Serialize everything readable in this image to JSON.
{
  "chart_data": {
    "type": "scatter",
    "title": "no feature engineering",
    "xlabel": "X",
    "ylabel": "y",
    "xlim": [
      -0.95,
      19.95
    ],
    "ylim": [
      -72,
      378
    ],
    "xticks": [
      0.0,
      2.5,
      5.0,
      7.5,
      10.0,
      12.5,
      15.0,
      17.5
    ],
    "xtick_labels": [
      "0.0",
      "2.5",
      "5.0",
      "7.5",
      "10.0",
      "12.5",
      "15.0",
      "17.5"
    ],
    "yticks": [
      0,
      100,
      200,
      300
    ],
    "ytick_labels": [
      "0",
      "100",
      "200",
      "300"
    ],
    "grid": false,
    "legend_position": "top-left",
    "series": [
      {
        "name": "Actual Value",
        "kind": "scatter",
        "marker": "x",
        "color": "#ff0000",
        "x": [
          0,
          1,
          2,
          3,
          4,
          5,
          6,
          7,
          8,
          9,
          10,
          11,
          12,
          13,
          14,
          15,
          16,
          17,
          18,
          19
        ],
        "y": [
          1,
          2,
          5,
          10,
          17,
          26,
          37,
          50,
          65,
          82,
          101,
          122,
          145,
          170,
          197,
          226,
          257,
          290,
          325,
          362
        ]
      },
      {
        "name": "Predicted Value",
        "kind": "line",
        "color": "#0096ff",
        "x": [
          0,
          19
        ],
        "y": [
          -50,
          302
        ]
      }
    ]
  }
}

-*-*-

▸ **What is required**
Retype the entries exactly, including every line.

▸ **Output**
Serialize everything readable in this image to JSON.
{
  "chart_data": {
    "type": "scatter",
    "title": "no feature engineering",
    "xlabel": "X",
    "ylabel": "y",
    "xlim": [
      -0.95,
      19.95
    ],
    "ylim": [
      -72,
      378
    ],
    "xticks": [
      0.0,
      2.5,
      5.0,
      7.5,
      10.0,
      12.5,
      15.0,
      17.5
    ],
    "xtick_labels": [
      "0.0",
      "2.5",
      "5.0",
      "7.5",
      "10.0",
      "12.5",
      "15.0",
      "17.5"
    ],
    "yticks": [
      0,
      100,
      200,
      300
    ],
    "ytick_labels": [
      "0",
      "100",
      "200",
      "300"
    ],
    "grid": false,
    "legend_position": "top-left",
    "series": [
      {
        "name": "Actual Value",
        "kind": "scatter",
        "marker": "x",
        "color": "#ff0000",
        "x": [
          0,
          1,
          2,
          3,
          4,
          5,
          6,
          7,
          8,
          9,
          10,
          11,
          12,
          13,
          14,
          15,
          16,
          17,
          18,
          19
        ],
        "y": [
          1,
          2,
          5,
          10,
          17,
          26,
          37,
          50,
          65,
          82,
          101,
          122,
          145,
          170,
          197,
          226,
          257,
          290,
          325,
          362
        ]
      },
      {
        "name": "Predicted Value",
        "kind": "line",
        "color": "#0096ff",
        "x": [
          0,
          19
        ],
        "y": [
          -50,
          302
        ]
      }
    ]
  }
}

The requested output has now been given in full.